- **Exercise goal**
Among the following entries, count the lines that contain "Average" and report only the result.

- **Data provided**
|---|

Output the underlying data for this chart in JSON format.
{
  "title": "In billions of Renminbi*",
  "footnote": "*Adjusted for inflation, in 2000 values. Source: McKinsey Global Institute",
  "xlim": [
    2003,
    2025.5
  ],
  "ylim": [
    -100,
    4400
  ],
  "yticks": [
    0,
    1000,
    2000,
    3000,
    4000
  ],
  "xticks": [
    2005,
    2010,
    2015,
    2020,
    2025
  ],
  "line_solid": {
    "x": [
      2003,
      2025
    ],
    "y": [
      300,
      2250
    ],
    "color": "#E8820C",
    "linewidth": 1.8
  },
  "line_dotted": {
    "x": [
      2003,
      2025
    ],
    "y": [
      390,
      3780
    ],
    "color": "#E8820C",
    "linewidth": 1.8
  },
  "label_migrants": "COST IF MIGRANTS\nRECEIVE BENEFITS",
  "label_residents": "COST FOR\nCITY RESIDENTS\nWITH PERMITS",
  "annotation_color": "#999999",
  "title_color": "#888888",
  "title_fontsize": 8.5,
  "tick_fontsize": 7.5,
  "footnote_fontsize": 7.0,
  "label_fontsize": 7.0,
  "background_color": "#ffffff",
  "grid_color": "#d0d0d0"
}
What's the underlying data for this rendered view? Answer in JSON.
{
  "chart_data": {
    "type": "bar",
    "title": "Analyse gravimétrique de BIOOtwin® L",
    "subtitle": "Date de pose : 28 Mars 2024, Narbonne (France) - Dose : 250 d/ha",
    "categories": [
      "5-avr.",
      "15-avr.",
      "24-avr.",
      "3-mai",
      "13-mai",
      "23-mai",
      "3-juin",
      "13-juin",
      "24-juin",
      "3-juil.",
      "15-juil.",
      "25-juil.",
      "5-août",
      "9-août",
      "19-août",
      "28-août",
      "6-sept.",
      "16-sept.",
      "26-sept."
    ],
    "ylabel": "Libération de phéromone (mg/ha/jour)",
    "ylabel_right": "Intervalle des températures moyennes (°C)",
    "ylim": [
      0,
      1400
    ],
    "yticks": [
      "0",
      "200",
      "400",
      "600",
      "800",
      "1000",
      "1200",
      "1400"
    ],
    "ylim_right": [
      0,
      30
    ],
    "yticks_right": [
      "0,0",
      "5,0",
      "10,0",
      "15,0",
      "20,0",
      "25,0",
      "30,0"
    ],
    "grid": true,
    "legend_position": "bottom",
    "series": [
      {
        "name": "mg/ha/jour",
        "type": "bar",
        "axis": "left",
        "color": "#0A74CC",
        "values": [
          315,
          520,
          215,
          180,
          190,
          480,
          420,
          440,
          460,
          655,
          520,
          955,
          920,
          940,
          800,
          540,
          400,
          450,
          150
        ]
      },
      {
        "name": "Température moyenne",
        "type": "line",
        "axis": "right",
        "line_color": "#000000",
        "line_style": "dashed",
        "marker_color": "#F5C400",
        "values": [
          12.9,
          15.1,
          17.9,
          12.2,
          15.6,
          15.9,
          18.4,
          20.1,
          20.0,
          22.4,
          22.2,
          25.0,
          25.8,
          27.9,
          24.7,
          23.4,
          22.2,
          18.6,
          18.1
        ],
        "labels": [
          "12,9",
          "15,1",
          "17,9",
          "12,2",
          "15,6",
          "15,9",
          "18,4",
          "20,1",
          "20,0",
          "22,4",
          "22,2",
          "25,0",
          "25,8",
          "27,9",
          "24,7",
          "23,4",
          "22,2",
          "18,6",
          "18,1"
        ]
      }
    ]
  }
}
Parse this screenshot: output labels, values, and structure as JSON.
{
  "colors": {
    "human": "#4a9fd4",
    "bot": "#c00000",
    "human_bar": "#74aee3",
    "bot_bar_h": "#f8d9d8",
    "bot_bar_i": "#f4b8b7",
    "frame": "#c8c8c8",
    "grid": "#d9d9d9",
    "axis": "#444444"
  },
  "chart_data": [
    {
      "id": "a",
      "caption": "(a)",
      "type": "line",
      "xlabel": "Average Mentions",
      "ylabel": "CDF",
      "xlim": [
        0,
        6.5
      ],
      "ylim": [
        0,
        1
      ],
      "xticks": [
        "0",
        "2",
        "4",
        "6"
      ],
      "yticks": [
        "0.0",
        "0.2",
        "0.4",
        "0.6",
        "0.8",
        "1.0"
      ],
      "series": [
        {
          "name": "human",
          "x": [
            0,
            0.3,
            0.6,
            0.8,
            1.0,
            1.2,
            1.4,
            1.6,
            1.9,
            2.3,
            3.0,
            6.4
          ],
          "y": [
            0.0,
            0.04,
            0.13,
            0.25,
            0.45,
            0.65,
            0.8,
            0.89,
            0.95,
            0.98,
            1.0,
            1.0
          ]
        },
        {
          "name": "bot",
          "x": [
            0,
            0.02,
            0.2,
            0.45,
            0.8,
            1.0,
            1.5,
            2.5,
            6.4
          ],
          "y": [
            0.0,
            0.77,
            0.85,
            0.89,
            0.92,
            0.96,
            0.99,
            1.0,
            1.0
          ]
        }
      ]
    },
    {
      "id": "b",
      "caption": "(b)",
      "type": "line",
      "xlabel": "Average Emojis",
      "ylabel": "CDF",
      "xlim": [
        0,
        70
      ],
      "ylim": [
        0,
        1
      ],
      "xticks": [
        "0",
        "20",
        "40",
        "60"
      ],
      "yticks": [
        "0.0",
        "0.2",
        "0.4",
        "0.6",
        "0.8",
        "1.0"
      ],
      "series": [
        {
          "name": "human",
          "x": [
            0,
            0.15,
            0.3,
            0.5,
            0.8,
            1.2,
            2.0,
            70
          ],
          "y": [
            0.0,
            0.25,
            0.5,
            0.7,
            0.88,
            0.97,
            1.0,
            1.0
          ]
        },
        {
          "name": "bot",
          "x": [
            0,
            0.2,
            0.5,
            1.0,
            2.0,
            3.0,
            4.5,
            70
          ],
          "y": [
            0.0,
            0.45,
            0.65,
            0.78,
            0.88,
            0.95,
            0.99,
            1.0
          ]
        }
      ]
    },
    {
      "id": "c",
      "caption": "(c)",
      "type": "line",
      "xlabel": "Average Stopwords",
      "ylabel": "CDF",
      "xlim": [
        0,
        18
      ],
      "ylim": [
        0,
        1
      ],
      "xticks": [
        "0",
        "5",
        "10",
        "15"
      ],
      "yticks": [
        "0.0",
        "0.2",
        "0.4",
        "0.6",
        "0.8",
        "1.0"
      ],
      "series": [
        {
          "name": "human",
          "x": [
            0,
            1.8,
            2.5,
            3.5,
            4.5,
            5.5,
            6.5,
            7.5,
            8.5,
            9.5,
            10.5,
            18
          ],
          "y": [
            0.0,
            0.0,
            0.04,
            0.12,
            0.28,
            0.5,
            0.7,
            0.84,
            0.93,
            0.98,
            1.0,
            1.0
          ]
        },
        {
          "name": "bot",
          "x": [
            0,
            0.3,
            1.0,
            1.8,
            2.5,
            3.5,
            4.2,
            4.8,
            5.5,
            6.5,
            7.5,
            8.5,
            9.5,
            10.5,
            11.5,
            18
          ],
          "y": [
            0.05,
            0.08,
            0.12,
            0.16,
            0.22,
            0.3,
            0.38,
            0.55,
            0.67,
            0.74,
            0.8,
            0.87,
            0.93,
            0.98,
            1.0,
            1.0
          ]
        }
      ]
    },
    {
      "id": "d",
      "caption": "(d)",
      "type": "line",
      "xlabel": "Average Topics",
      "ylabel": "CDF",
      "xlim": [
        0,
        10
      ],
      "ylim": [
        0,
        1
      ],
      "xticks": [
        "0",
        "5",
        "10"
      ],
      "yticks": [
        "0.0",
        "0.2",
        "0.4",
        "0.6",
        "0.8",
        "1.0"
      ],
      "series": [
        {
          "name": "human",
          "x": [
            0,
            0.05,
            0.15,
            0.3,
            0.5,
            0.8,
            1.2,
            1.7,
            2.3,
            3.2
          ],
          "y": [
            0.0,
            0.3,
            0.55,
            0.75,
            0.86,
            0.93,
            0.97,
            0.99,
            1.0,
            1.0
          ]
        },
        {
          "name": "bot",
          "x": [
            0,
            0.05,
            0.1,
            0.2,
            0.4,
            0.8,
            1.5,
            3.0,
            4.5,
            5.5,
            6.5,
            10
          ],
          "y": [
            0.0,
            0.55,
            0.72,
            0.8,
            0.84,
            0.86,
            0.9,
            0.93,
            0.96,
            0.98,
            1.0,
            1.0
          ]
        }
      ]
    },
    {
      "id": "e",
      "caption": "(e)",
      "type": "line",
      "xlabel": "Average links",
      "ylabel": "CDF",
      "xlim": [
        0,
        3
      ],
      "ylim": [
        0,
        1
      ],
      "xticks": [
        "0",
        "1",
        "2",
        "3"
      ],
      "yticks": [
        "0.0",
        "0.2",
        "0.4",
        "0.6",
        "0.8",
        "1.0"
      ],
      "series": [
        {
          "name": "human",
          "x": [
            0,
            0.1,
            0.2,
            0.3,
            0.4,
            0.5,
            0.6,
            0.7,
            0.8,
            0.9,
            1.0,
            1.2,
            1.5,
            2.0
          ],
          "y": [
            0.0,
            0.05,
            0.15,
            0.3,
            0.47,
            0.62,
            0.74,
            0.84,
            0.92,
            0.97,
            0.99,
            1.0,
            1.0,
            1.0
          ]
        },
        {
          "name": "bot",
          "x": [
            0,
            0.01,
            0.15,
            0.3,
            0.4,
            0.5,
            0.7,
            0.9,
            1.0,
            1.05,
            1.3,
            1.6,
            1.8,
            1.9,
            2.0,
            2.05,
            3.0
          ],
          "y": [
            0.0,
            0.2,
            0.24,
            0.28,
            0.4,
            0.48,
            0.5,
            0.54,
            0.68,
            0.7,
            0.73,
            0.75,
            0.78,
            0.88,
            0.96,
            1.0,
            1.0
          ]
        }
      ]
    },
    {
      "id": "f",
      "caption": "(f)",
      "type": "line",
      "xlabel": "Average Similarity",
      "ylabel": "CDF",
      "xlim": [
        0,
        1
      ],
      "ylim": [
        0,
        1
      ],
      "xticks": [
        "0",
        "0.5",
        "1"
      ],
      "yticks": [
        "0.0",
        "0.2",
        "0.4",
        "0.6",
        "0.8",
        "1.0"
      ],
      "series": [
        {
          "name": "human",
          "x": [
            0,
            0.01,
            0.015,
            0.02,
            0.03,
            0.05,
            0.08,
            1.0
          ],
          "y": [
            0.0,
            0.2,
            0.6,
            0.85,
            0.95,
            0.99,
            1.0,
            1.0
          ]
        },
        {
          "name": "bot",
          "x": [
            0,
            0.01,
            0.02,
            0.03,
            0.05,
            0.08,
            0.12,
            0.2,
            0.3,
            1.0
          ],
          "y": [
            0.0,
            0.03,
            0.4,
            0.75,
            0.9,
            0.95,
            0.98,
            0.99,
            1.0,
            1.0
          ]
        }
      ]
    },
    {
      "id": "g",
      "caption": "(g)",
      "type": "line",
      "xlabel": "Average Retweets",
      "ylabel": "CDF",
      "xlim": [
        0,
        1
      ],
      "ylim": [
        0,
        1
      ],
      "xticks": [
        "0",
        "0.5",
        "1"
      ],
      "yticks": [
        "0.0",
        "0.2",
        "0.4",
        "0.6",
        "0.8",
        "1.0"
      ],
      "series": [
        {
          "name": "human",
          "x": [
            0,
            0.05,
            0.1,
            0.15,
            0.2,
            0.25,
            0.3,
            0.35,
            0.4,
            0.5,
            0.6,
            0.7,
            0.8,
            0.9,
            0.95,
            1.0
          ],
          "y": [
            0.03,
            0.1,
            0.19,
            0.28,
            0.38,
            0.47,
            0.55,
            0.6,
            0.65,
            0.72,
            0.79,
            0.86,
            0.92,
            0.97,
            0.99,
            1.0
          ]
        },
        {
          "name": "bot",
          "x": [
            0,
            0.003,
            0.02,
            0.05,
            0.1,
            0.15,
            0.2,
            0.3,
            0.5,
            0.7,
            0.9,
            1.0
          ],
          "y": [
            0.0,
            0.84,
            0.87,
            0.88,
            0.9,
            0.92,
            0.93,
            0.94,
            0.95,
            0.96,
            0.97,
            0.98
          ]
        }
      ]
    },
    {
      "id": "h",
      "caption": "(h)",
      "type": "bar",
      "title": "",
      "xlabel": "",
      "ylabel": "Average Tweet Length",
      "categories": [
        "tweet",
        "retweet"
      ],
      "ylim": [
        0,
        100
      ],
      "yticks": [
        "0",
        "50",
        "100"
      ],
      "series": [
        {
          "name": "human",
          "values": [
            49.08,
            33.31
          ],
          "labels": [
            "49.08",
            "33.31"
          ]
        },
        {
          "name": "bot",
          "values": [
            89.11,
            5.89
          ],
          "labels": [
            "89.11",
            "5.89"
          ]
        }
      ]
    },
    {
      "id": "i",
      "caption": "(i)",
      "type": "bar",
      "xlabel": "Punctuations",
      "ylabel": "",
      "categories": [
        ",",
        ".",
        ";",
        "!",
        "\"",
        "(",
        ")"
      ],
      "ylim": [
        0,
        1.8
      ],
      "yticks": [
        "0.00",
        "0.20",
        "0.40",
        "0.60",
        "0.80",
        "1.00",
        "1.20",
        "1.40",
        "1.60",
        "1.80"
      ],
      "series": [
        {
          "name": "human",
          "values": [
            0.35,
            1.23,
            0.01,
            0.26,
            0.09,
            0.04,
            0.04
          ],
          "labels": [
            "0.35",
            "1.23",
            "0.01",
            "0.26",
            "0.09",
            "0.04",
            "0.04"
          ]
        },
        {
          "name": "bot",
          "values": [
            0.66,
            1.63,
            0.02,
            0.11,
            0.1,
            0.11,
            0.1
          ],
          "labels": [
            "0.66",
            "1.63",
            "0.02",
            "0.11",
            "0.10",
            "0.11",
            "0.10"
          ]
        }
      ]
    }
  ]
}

|---|

- **Solution to this task**
8